## What is needed
Gather, from the listing beneath this task, every line holding the string "wskazuje".

(Dataset entries)
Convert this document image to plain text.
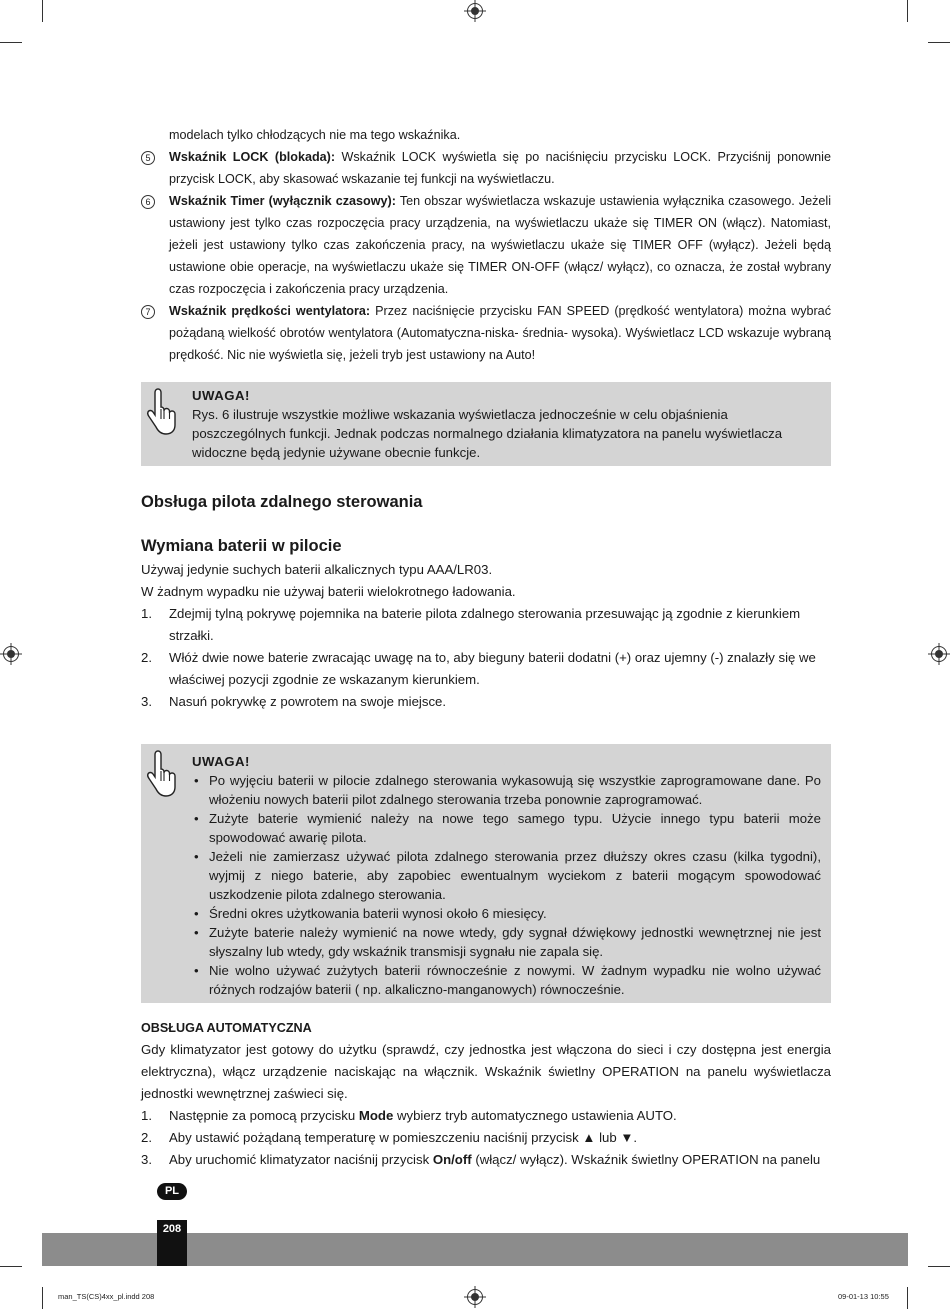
modelach tylko chłodzących nie ma tego wskaźnika.
5	Wskaźnik LOCK (blokada): Wskaźnik LOCK wyświetla się po naciśnięciu przycisku LOCK. Przyciśnij ponownie przycisk LOCK, aby skasować wskazanie tej funkcji na wyświetlaczu.
6	Wskaźnik Timer (wyłącznik czasowy): Ten obszar wyświetlacza wskazuje ustawienia wyłącznika czasowego. Jeżeli ustawiony jest tylko czas rozpoczęcia pracy urządzenia, na wyświetlaczu ukaże się TIMER ON (włącz). Natomiast, jeżeli jest ustawiony tylko czas zakończenia pracy, na wyświetlaczu ukaże się TIMER OFF (wyłącz). Jeżeli będą ustawione obie operacje, na wyświetlaczu ukaże się TIMER ON-OFF (włącz/ wyłącz), co oznacza, że został wybrany czas rozpoczęcia i zakończenia pracy urządzenia.
7	Wskaźnik prędkości wentylatora: Przez naciśnięcie przycisku FAN SPEED (prędkość wentylatora) można wybrać pożądaną wielkość obrotów wentylatora (Automatyczna-niska- średnia- wysoka). Wyświetlacz LCD wskazuje wybraną prędkość. Nic nie wyświetla się, jeżeli tryb jest ustawiony na Auto!
UWAGA!
Rys. 6 ilustruje wszystkie możliwe wskazania wyświetlacza jednocześnie w celu objaśnienia poszczególnych funkcji. Jednak podczas normalnego działania klimatyzatora na panelu wyświetlacza widoczne będą jedynie używane obecnie funkcje.
Obsługa pilota zdalnego sterowania
Wymiana baterii w pilocie

Używaj jedynie suchych baterii alkalicznych typu AAA/LR03.

W żadnym wypadku nie używaj baterii wielokrotnego ładowania.

1.	Zdejmij tylną pokrywę pojemnika na baterie pilota zdalnego sterowania przesuwając ją zgodnie z kierunkiem strzałki.
2.	Włóż dwie nowe baterie zwracając uwagę na to, aby bieguny baterii dodatni (+) oraz ujemny (-) znalazły się we właściwej pozycji zgodnie ze wskazanym kierunkiem.
3.	Nasuń pokrywkę z powrotem na swoje miejsce.
UWAGA!
• Po wyjęciu baterii w pilocie zdalnego sterowania wykasowują się wszystkie zaprogramowane dane. Po włożeniu nowych baterii pilot zdalnego sterowania trzeba ponownie zaprogramować.
• Zużyte baterie wymienić należy na nowe tego samego typu. Użycie innego typu baterii może spowodować awarię pilota.
• Jeżeli nie zamierzasz używać pilota zdalnego sterowania przez dłuższy okres czasu (kilka tygodni), wyjmij z niego baterie, aby zapobiec ewentualnym wyciekom z baterii mogącym spowodować uszkodzenie pilota zdalnego sterowania.
• Średni okres użytkowania baterii wynosi około 6 miesięcy.
• Zużyte baterie należy wymienić na nowe wtedy, gdy sygnał dźwiękowy jednostki wewnętrznej nie jest słyszalny lub wtedy, gdy wskaźnik transmisji sygnału nie zapala się.
• Nie wolno używać zużytych baterii równocześnie z nowymi. W żadnym wypadku nie wolno używać różnych rodzajów baterii ( np. alkaliczno-manganowych) równocześnie.

OBSŁUGA AUTOMATYCZNA

Gdy klimatyzator jest gotowy do użytku (sprawdź, czy jednostka jest włączona do sieci i czy dostępna jest energia elektryczna), włącz urządzenie naciskając na włącznik. Wskaźnik świetlny OPERATION na panelu wyświetlacza jednostki wewnętrznej zaświeci się.

1.	Następnie za pomocą przycisku Mode wybierz tryb automatycznego ustawienia AUTO.
2.	Aby ustawić pożądaną temperaturę w pomieszczeniu naciśnij przycisk ▲ lub ▼.
3.	Aby uruchomić klimatyzator naciśnij przycisk On/off (włącz/ wyłącz). Wskaźnik świetlny OPERATION na panelu
PL
208
man_TS(CS)4xx_pl.indd 208	09-01-13 10:55
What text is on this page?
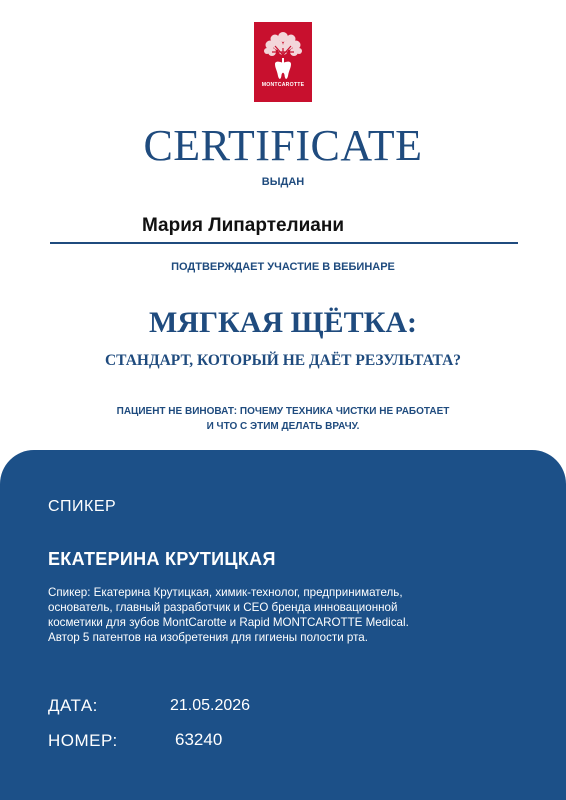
MONTCAROTTE
CERTIFICATE
ВЫДАН
Мария Липартелиани
ПОДТВЕРЖДАЕТ УЧАСТИЕ В ВЕБИНАРЕ
МЯГКАЯ ЩЁТКА:
СТАНДАРТ, КОТОРЫЙ НЕ ДАЁТ РЕЗУЛЬТАТА?
ПАЦИЕНТ НЕ ВИНОВАТ: ПОЧЕМУ ТЕХНИКА ЧИСТКИ НЕ РАБОТАЕТ
И ЧТО С ЭТИМ ДЕЛАТЬ ВРАЧУ.
СПИКЕР
ЕКАТЕРИНА КРУТИЦКАЯ
Спикер: Екатерина Крутицкая, химик-технолог, предприниматель,
основатель, главный разработчик и CEO бренда инновационной
косметики для зубов MontCarotte и Rapid MONTCAROTTE Medical.
Автор 5 патентов на изобретения для гигиены полости рта.
ДАТА:	21.05.2026
НОМЕР:	63240
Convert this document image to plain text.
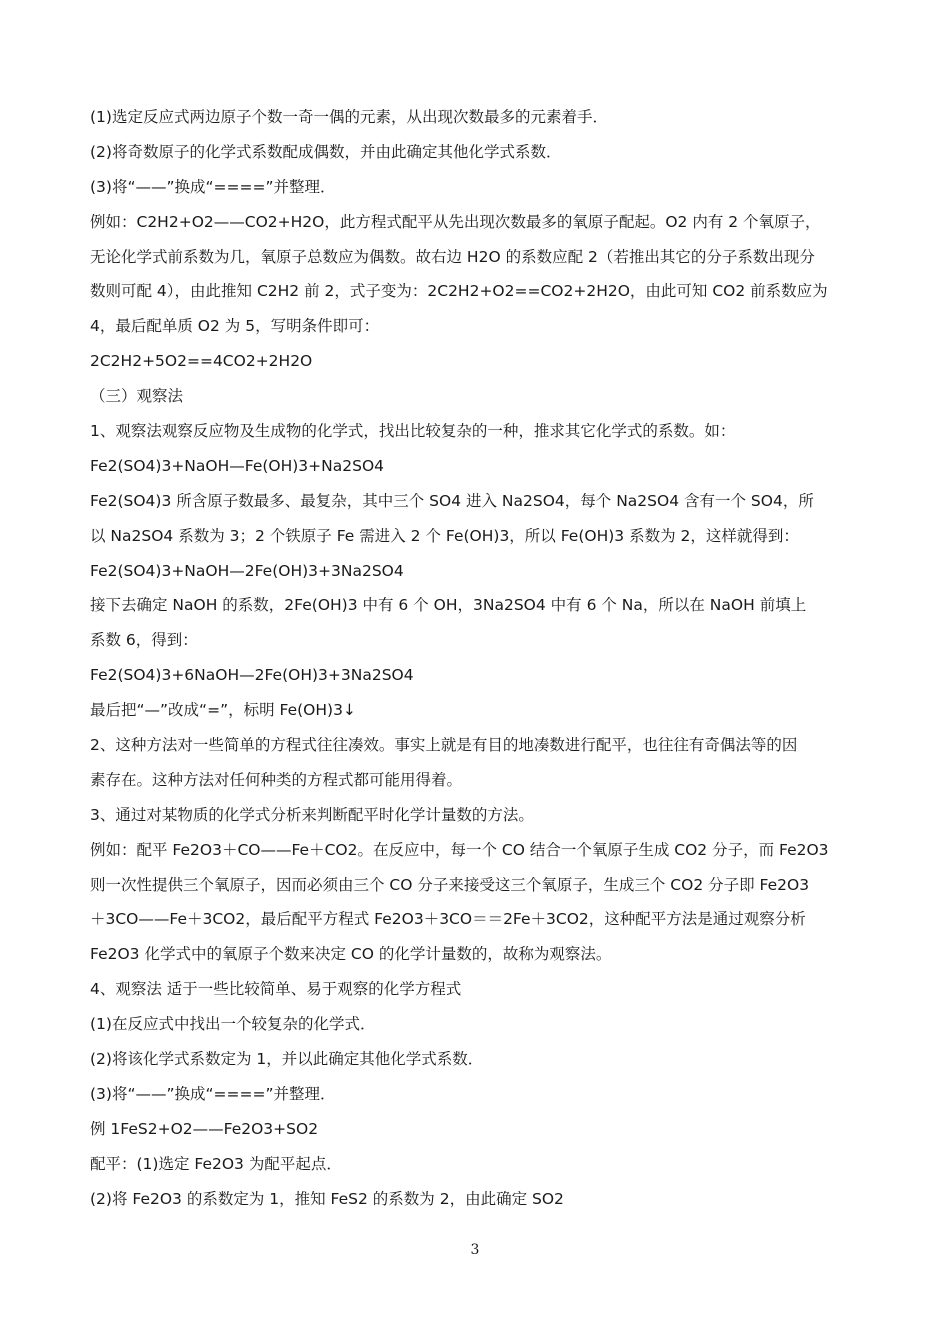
(1)选定反应式两边原子个数一奇一偶的元素，从出现次数最多的元素着手．
(2)将奇数原子的化学式系数配成偶数，并由此确定其他化学式系数．
(3)将“——”换成“====”并整理．
例如：C2H2+O2——CO2+H2O，此方程式配平从先出现次数最多的氧原子配起。O2 内有 2 个氧原子，
无论化学式前系数为几，氧原子总数应为偶数。故右边 H2O 的系数应配 2（若推出其它的分子系数出现分
数则可配 4），由此推知 C2H2 前 2，式子变为：2C2H2+O2==CO2+2H2O，由此可知 CO2 前系数应为
4，最后配单质 O2 为 5，写明条件即可：
2C2H2+5O2==4CO2+2H2O
（三）观察法
1、观察法观察反应物及生成物的化学式，找出比较复杂的一种，推求其它化学式的系数。如：
Fe2(SO4)3+NaOH—Fe(OH)3+Na2SO4
Fe2(SO4)3 所含原子数最多、最复杂，其中三个 SO4 进入 Na2SO4，每个 Na2SO4 含有一个 SO4，所
以 Na2SO4 系数为 3；2 个铁原子 Fe 需进入 2 个 Fe(OH)3，所以 Fe(OH)3 系数为 2，这样就得到：
Fe2(SO4)3+NaOH—2Fe(OH)3+3Na2SO4
接下去确定 NaOH 的系数，2Fe(OH)3 中有 6 个 OH，3Na2SO4 中有 6 个 Na，所以在 NaOH 前填上
系数 6，得到：
Fe2(SO4)3+6NaOH—2Fe(OH)3+3Na2SO4
最后把“—”改成“=”，标明 Fe(OH)3↓
2、这种方法对一些简单的方程式往往凑效。事实上就是有目的地凑数进行配平，也往往有奇偶法等的因
素存在。这种方法对任何种类的方程式都可能用得着。
3、通过对某物质的化学式分析来判断配平时化学计量数的方法。
例如：配平 Fe2O3＋CO——Fe＋CO2。在反应中，每一个 CO 结合一个氧原子生成 CO2 分子，而 Fe2O3
则一次性提供三个氧原子，因而必须由三个 CO 分子来接受这三个氧原子，生成三个 CO2 分子即 Fe2O3
＋3CO——Fe＋3CO2，最后配平方程式 Fe2O3＋3CO＝＝2Fe＋3CO2，这种配平方法是通过观察分析
Fe2O3 化学式中的氧原子个数来决定 CO 的化学计量数的，故称为观察法。
4、观察法 适于一些比较简单、易于观察的化学方程式
(1)在反应式中找出一个较复杂的化学式．
(2)将该化学式系数定为 1，并以此确定其他化学式系数．
(3)将“——”换成“====”并整理．
例 1FeS2+O2——Fe2O3+SO2
配平：(1)选定 Fe2O3 为配平起点．
(2)将 Fe2O3 的系数定为 1，推知 FeS2 的系数为 2，由此确定 SO2
3
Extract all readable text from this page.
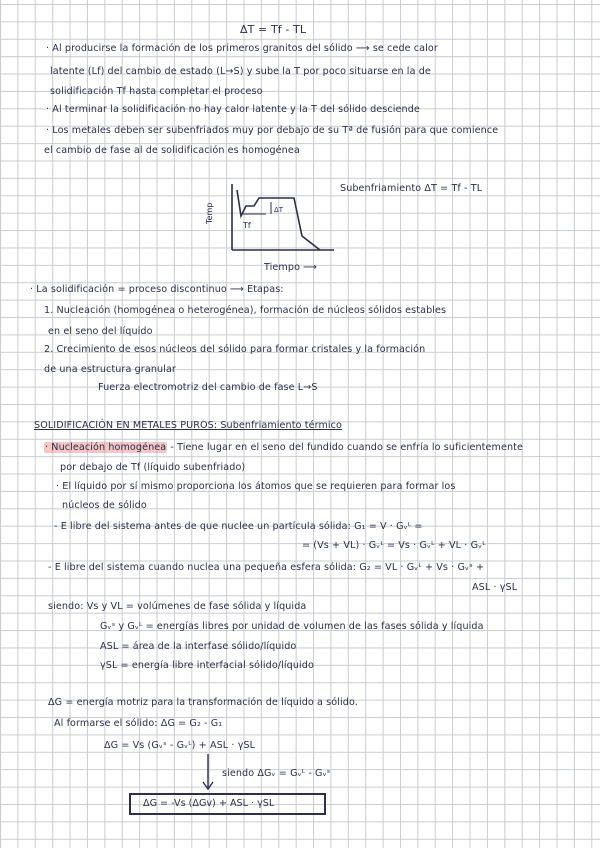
ΔT = Tf - TL
· Al producirse la formación de los primeros granitos del sólido ⟶ se cede calor
latente (Lf) del cambio de estado (L→S) y sube la T por poco situarse en la de
solidificación Tf hasta completar el proceso
· Al terminar la solidificación no hay calor latente y la T del sólido desciende
· Los metales deben ser subenfriados muy por debajo de su Tª de fusión para que comience
el cambio de fase al de solidificación es homogénea
Temp
Tf
ΔT
Tiempo ⟶
Subenfriamiento ΔT = Tf - TL
· La solidificación = proceso discontinuo ⟶ Etapas:
1. Nucleación (homogénea o heterogénea), formación de núcleos sólidos estables
en el seno del líquido
2. Crecimiento de esos núcleos del sólido para formar cristales y la formación
de una estructura granular
Fuerza electromotriz del cambio de fase L→S
SOLIDIFICACIÓN EN METALES PUROS: Subenfriamiento térmico
· Nucleación homogénea - Tiene lugar en el seno del fundido cuando se enfría lo suficientemente
por debajo de Tf (líquido subenfriado)
· El líquido por sí mismo proporciona los átomos que se requieren para formar los
núcleos de sólido
- E libre del sistema antes de que nuclee un partícula sólida: G₁ = V · Gᵥᴸ =
= (Vs + VL) · Gᵥᴸ = Vs · Gᵥᴸ + VL · Gᵥᴸ
- E libre del sistema cuando nuclea una pequeña esfera sólida: G₂ = VL · Gᵥᴸ + Vs · Gᵥˢ +
ASL · γSL
siendo: Vs y VL = volúmenes de fase sólida y líquida
Gᵥˢ y Gᵥᴸ = energías libres por unidad de volumen de las fases sólida y líquida
ASL = área de la interfase sólido/líquido
γSL = energía libre interfacial sólido/líquido
ΔG = energía motriz para la transformación de líquido a sólido.
Al formarse el sólido: ΔG = G₂ - G₁
ΔG = Vs (Gᵥˢ - Gᵥᴸ) + ASL · γSL
siendo ΔGᵥ = Gᵥᴸ - Gᵥˢ
ΔG = -Vs (ΔGv) + ASL · γSL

## Full answer
6	Wskaźnik Timer (wyłącznik czasowy): Ten obszar wyświetlacza wskazuje ustawienia wyłącznika czasowego. Jeżeli ustawiony jest tylko czas rozpoczęcia pracy urządzenia, na wyświetlaczu ukaże się TIMER ON (włącz). Natomiast, jeżeli jest ustawiony tylko czas zakończenia pracy, na wyświetlaczu ukaże się TIMER OFF (wyłącz). Jeżeli będą ustawione obie operacje, na wyświetlaczu ukaże się TIMER ON-OFF (włącz/ wyłącz), co oznacza, że został wybrany czas rozpoczęcia i zakończenia pracy urządzenia.
7	Wskaźnik prędkości wentylatora: Przez naciśnięcie przycisku FAN SPEED (prędkość wentylatora) można wybrać pożądaną wielkość obrotów wentylatora (Automatyczna-niska- średnia- wysoka). Wyświetlacz LCD wskazuje wybraną prędkość. Nic nie wyświetla się, jeżeli tryb jest ustawiony na Auto!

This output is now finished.